[Material supplied start]

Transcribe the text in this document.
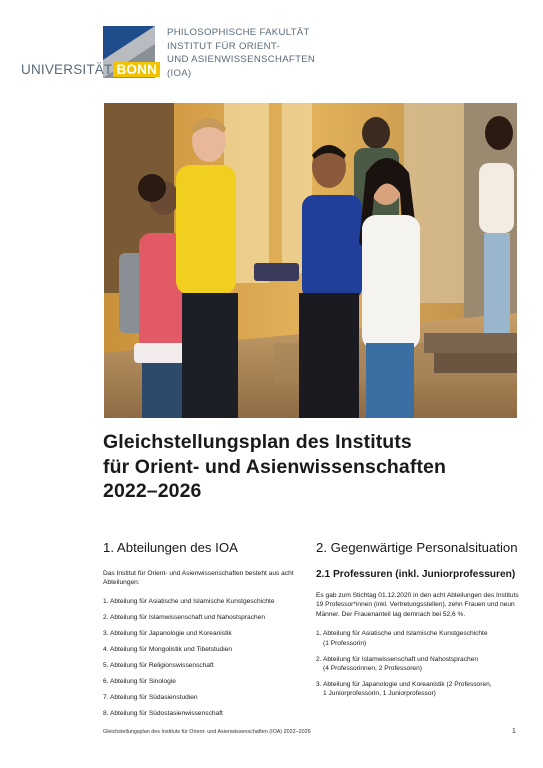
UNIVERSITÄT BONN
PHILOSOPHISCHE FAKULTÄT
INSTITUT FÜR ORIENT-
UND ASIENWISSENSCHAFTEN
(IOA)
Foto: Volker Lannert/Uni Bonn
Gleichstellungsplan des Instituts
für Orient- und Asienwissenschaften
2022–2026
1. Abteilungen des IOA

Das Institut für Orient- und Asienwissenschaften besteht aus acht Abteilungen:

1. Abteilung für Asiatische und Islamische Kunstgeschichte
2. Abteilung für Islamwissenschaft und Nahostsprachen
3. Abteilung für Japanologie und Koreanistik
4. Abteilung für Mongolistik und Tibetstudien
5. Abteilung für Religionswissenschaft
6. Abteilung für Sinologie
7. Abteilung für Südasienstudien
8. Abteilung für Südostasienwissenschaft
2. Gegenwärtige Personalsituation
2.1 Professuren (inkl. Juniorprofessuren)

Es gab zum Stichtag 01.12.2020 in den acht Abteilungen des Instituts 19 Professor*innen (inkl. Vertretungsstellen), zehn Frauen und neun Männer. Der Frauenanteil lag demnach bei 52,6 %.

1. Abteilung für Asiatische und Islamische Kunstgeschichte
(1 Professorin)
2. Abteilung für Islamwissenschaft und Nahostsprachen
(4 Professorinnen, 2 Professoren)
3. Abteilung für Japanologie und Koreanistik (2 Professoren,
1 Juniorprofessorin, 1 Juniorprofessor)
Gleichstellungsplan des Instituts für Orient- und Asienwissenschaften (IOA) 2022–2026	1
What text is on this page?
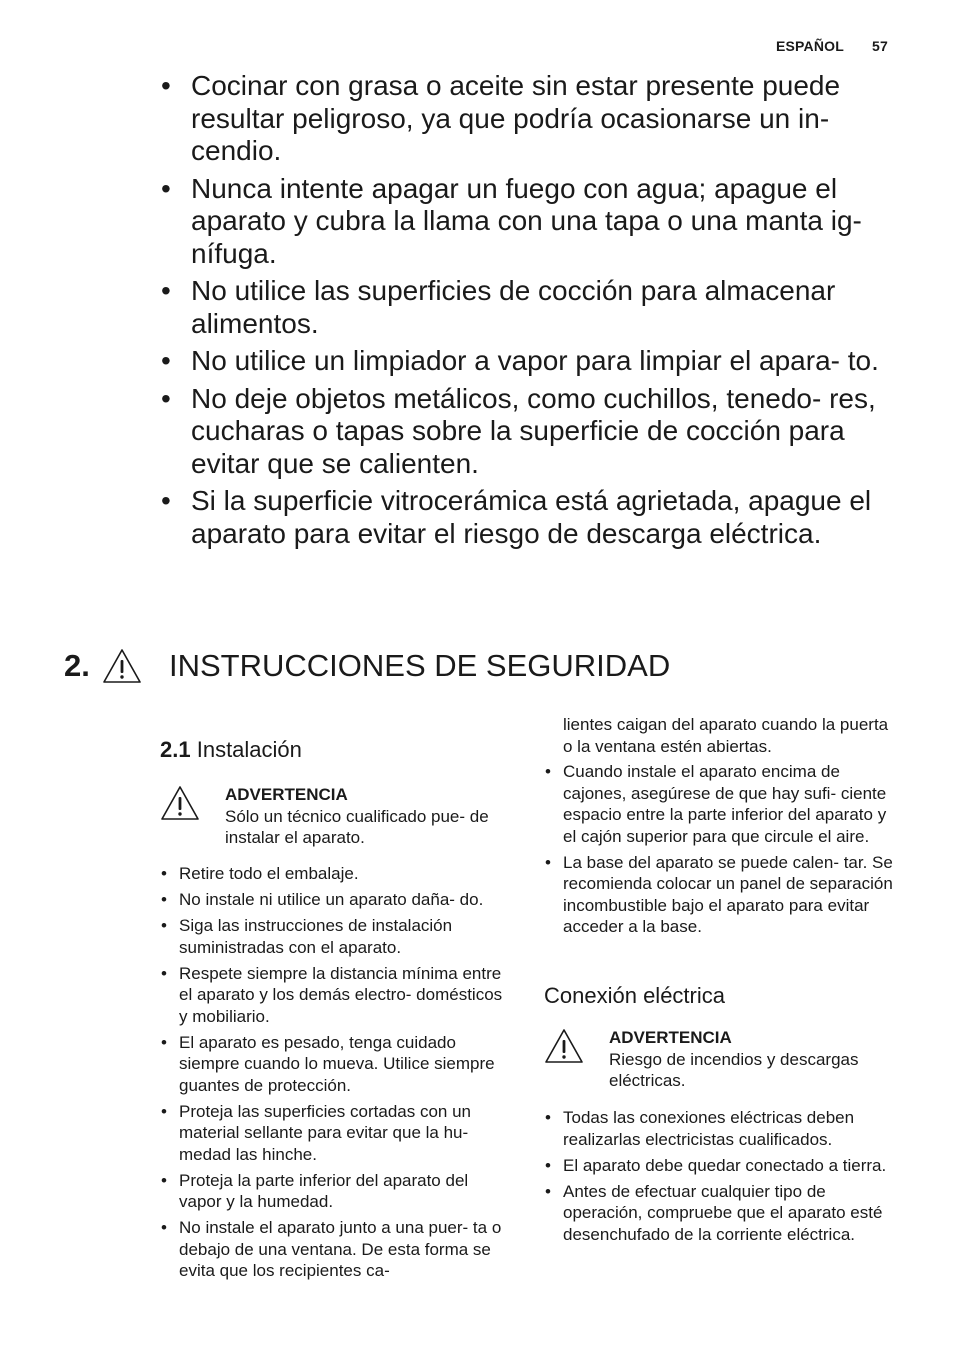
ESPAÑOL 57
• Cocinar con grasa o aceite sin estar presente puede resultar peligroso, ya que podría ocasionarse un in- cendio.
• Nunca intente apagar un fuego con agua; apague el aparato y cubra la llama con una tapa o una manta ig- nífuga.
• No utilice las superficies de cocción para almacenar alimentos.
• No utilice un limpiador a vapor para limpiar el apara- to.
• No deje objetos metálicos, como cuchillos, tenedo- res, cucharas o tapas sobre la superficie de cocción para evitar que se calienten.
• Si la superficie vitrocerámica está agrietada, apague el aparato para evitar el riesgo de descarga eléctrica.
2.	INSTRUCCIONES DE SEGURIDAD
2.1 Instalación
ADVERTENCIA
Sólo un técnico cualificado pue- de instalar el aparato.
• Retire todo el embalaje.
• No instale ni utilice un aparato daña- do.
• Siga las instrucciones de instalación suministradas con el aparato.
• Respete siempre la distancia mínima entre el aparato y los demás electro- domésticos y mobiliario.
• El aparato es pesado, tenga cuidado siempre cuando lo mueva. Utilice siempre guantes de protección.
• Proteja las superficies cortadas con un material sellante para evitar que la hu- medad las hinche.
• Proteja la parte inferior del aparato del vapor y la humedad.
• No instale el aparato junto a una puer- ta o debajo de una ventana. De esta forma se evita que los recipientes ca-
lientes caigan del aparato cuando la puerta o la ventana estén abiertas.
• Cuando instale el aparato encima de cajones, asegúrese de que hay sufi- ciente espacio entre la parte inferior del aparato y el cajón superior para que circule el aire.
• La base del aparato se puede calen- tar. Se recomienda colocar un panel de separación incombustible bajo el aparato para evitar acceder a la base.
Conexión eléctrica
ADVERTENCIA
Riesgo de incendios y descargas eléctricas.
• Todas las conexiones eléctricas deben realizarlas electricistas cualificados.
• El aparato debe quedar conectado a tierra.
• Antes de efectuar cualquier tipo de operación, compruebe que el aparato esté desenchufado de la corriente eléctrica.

[Material supplied end]

■ Brief ■
State the number of lines that contain the string "Japanologie", with no other words.

■ Written response ■
2